**TRECHO DO DOCUMENTO:**
- - -

Clássicos
do Espiritismo

por Angélica Reis

Deus na Natureza

Camille Flammarion

(Parte 18)


Continuamos o estudo metódico e sequencial do livro Deus na Natureza, de autoria de Camille Flammarion, escrito na segunda metade do século 19, no ano de 1867.


Questões preliminares



A. Como Bichat definia a vida?

Segundo Bichat, a vida é um conjunto de funções que resistem à morte. De fato, é a coordenação das funções orgânicas que constituem o ser vivente. E que será essa coordenação, senão um sistema de forças destinadas a movimentar a máquina animada? Deste ponto de vista, o que a tudo sobreleva é a ideia dinâmica. Banida ela, o que nos fica é nada mais que um cadáver. (Deus na Natureza – Segunda Parte. A Vida.)

B. A vida é um turbilhão contínuo, como pensava Cuvier?

Se da descrição do órgão apropriado ao seu funcionamento e desse conceito de forças particulares remontarmos ao conjunto do seu e à sua conservação, desde o começo ao fim da vida, concluiremos, sim, com Cuvier, que “a vida é um turbilhão contínuo, cuja diretiva, por mais complexa que seja, permanece constante, tal como a espécie de moléculas que consigo arrasta, mas não as moléculas individuais em si mesmas”. (Deus na Natureza – Segunda Parte. A Vida.)

C. Como pôde o carvalho enorme sair da ínfima semente caída ao solo?

A mesma pergunta pode ser feita com relação às diferentes plantas que nasceram e cresceram na mesma terra, sob o mesmo sol e a mesma chuva, ou seja, nas mesmíssimas condições. Ora, o germe orgânico não reside somente na estrutura anatômica, mas também, e sobretudo, em uma força especial que se encarrega, sem enganos possíveis, da organização do ser, de modo a não dar a um cavalo uma cabeça de carneiro, nem a um coelho pés de pato! (Deus na Natureza – Segunda Parte. A Vida.)


Texto para leitura


369. Os materialistas objetam, enfim, que a força a que nos referimos não existe, porque “força sem substrato material é ideia abstrata, desprovida de senso”. Ora, não vemos necessidade de admitir que não exista uma força típica, ou que essa força seja extrínseca à matéria, porque os negativistas incidem, aqui, no mesmo erro de quando se trata da existência de Deus, que declaram só possível de conceber fora do mundo. É sempre o mesmo princípio que está em jogo. Ademais, seria fácil demonstrar que todos os conhecimentos humanos se reduzem, última ratio, à noção da força e da extensão; poderíamos invocar o testemunho da Matemática, da Física, da Química, da História Natural em seus três reinos: Mineralogia, Botânica, Zoologia; a ciência do homem: Psicologia, Estética, Moral, Teologia natural, Filosofia; ciências que, todas, iriam esbarrar no mesmo nó substancial, isto é, a força e a extensão. Não cabe, entretanto, fazer aqui um dicionário. Baste-nos considerar do ponto de vista da vida esta dupla questão e notar, igualmente, o predomínio da força sobre a extensão. (Deus na Natureza – Segunda Parte. A Vida.)

- - -

**INSTRUÇÃO 1:** Reescreva o trecho do texto sobre Deus na Natureza que começa com as palavras "Continuamos o estudo" e termina com "como pensava Cuvier?", trocando "coordenação" por "articulação".
**INSTRUÇÃO 2:** Transcreva sem nenhuma alteração as entradas, desde o início até a linha que contém "map-canvas <box>13 65 704 755</box>", incluindo esta.
As entradas não têm relação com o texto sobre Deus na Natureza.

**MATERIAL:**
- - -

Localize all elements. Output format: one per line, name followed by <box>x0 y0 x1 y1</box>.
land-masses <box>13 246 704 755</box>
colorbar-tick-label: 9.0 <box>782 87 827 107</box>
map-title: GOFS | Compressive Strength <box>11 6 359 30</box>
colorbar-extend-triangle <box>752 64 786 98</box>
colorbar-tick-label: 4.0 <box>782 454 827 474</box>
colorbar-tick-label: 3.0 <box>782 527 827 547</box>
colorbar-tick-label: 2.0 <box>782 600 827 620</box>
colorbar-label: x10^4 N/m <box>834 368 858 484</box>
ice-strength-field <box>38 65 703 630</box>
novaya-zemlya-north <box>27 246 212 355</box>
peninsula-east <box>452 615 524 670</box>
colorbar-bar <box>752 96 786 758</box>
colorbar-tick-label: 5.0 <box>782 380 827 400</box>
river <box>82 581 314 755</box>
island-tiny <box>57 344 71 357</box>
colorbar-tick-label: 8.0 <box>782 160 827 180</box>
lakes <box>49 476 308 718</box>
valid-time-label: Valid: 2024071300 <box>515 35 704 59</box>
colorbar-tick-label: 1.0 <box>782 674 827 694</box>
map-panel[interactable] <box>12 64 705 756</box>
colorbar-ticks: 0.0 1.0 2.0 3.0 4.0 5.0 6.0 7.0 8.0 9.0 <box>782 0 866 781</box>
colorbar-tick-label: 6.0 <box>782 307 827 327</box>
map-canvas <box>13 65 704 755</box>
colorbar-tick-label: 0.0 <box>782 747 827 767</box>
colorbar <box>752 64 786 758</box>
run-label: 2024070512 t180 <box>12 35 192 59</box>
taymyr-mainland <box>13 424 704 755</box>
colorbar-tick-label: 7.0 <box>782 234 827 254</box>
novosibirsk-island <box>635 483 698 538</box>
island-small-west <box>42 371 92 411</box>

- - -

**RESPOSTA 1:**
Continuamos o estudo metódico e sequencial do livro Deus na Natureza, de autoria de Camille Flammarion, escrito na segunda metade do século 19, no ano de 1867.


Questões preliminares



A. Como Bichat definia a vida?

Segundo Bichat, a vida é um conjunto de funções que resistem à morte. De fato, é a articulação das funções orgânicas que constituem o ser vivente. E que será essa articulação, senão um sistema de forças destinadas a movimentar a máquina animada? Deste ponto de vista, o que a tudo sobreleva é a ideia dinâmica. Banida ela, o que nos fica é nada mais que um cadáver. (Deus na Natureza – Segunda Parte. A Vida.)

B. A vida é um turbilhão contínuo, como pensava Cuvier?

**RESPOSTA 2:**
Localize all elements. Output format: one per line, name followed by <box>x0 y0 x1 y1</box>.
land-masses <box>13 246 704 755</box>
colorbar-tick-label: 9.0 <box>782 87 827 107</box>
map-title: GOFS | Compressive Strength <box>11 6 359 30</box>
colorbar-extend-triangle <box>752 64 786 98</box>
colorbar-tick-label: 4.0 <box>782 454 827 474</box>
colorbar-tick-label: 3.0 <box>782 527 827 547</box>
colorbar-tick-label: 2.0 <box>782 600 827 620</box>
colorbar-label: x10^4 N/m <box>834 368 858 484</box>
ice-strength-field <box>38 65 703 630</box>
novaya-zemlya-north <box>27 246 212 355</box>
peninsula-east <box>452 615 524 670</box>
colorbar-bar <box>752 96 786 758</box>
colorbar-tick-label: 5.0 <box>782 380 827 400</box>
river <box>82 581 314 755</box>
island-tiny <box>57 344 71 357</box>
colorbar-tick-label: 8.0 <box>782 160 827 180</box>
lakes <box>49 476 308 718</box>
valid-time-label: Valid: 2024071300 <box>515 35 704 59</box>
colorbar-tick-label: 1.0 <box>782 674 827 694</box>
map-panel[interactable] <box>12 64 705 756</box>
colorbar-ticks: 0.0 1.0 2.0 3.0 4.0 5.0 6.0 7.0 8.0 9.0 <box>782 0 866 781</box>
colorbar-tick-label: 6.0 <box>782 307 827 327</box>
map-canvas <box>13 65 704 755</box>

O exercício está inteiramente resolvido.